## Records
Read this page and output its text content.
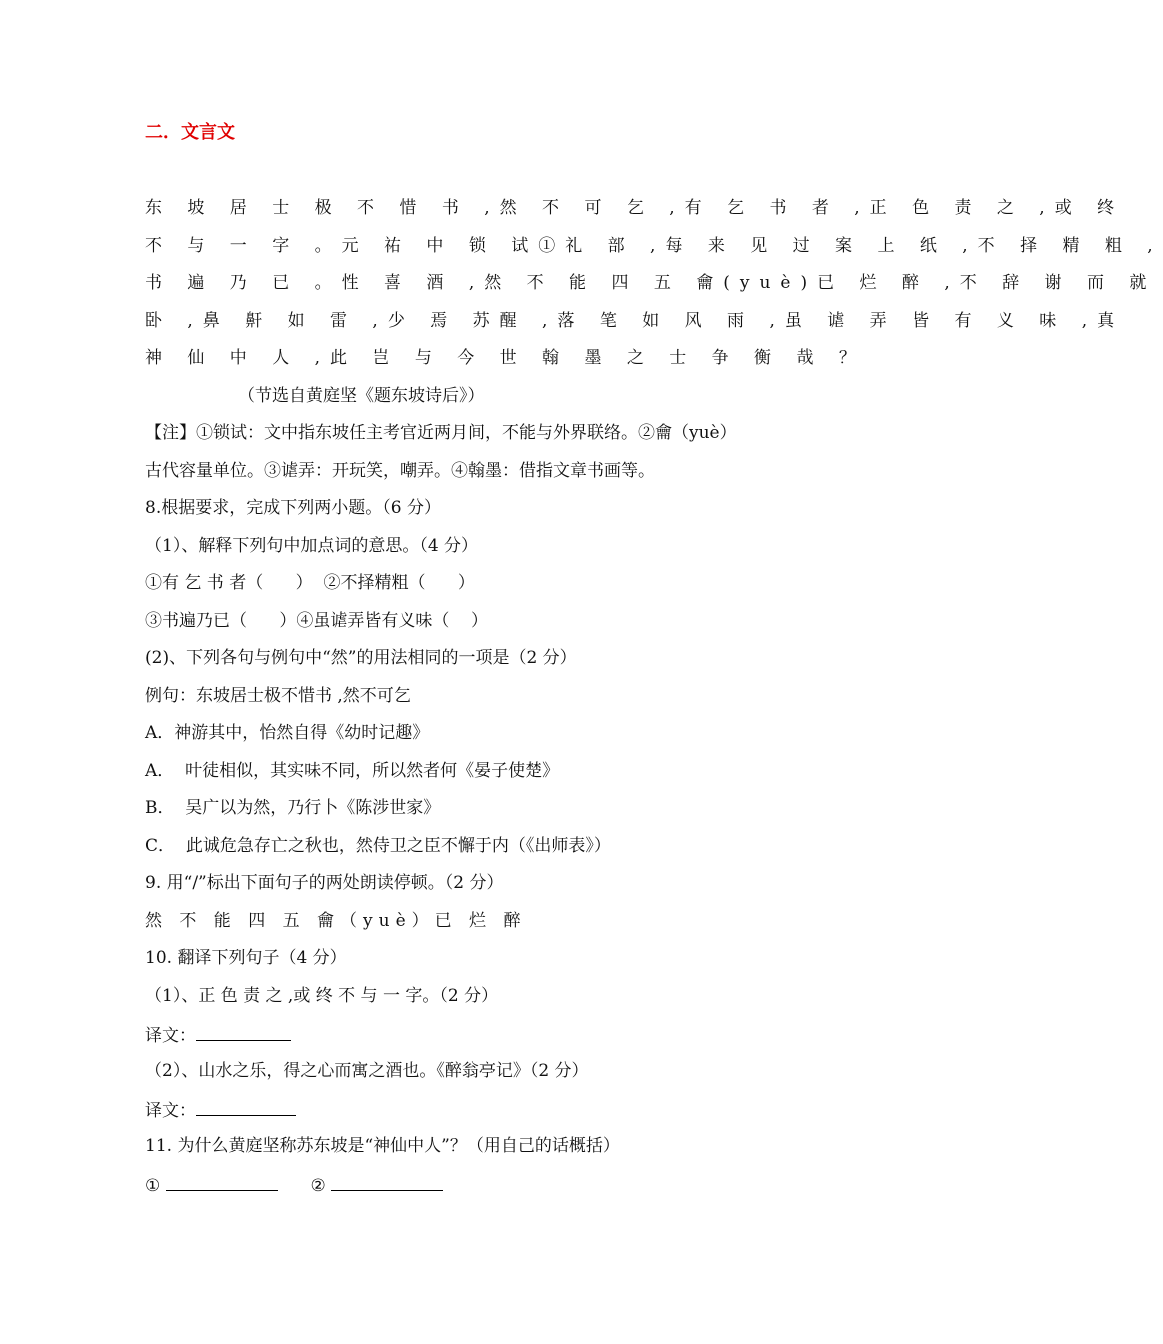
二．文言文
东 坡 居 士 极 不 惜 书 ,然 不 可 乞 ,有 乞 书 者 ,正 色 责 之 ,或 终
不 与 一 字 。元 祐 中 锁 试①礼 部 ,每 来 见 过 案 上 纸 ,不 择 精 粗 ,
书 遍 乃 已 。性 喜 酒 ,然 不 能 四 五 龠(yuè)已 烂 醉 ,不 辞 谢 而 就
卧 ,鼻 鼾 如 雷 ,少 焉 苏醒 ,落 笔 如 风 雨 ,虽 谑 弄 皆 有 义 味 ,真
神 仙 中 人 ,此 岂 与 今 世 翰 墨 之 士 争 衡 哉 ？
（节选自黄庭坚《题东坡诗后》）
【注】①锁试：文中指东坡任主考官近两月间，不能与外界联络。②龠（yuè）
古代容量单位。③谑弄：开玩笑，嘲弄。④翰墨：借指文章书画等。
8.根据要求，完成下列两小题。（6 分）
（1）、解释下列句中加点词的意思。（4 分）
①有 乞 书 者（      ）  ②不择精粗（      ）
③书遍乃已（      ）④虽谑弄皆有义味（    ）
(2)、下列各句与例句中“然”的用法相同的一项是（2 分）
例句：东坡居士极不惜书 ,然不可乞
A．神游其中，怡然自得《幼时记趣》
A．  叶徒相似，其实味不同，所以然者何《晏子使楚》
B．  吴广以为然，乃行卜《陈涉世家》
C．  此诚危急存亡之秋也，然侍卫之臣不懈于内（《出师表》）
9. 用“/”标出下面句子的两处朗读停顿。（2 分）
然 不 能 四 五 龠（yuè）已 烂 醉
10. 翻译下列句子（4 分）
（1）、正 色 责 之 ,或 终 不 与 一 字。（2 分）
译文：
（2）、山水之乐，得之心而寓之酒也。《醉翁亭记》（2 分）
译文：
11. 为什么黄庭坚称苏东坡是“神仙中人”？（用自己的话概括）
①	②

--

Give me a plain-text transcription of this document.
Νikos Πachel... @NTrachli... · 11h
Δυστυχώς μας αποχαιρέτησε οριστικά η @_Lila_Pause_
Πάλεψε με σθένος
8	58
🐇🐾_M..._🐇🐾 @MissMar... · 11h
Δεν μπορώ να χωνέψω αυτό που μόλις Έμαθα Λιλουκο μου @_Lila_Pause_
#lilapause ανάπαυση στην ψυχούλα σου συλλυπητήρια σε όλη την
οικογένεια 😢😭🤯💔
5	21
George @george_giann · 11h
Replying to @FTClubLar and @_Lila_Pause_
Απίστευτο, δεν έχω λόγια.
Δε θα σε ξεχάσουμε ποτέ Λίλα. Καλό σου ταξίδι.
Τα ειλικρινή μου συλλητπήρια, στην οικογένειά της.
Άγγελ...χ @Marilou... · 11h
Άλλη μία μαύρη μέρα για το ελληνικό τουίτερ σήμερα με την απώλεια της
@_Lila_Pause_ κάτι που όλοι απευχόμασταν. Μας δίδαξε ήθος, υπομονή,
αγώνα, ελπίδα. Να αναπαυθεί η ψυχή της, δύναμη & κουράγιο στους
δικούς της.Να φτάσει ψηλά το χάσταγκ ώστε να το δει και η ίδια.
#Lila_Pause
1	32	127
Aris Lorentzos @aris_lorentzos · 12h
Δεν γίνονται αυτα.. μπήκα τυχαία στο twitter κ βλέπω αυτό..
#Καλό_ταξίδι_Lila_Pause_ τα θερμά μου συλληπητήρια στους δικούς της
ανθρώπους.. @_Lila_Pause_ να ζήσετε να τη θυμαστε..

==

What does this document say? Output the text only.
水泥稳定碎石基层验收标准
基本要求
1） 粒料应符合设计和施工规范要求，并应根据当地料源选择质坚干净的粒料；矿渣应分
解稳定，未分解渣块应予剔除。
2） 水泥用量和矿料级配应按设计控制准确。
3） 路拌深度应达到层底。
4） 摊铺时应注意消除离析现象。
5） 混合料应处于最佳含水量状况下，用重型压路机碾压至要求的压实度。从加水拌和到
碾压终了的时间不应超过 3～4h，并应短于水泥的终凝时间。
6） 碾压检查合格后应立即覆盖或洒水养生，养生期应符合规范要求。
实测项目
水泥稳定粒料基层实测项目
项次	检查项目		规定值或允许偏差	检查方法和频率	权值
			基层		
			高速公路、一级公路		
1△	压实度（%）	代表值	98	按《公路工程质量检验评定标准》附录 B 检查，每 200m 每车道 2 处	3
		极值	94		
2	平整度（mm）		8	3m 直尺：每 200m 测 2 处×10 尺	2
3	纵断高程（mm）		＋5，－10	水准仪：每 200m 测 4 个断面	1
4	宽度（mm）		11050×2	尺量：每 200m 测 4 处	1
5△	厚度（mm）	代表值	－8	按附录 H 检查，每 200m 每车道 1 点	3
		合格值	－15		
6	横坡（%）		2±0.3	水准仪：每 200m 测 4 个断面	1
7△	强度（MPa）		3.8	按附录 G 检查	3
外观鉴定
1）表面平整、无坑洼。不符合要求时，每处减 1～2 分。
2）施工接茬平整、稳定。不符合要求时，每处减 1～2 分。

## Short problem
Pull out all lines from the entries above that include the word "document".

## Solution for this problem
Give me a plain-text transcription of this document.
What does this document say? Output the text only.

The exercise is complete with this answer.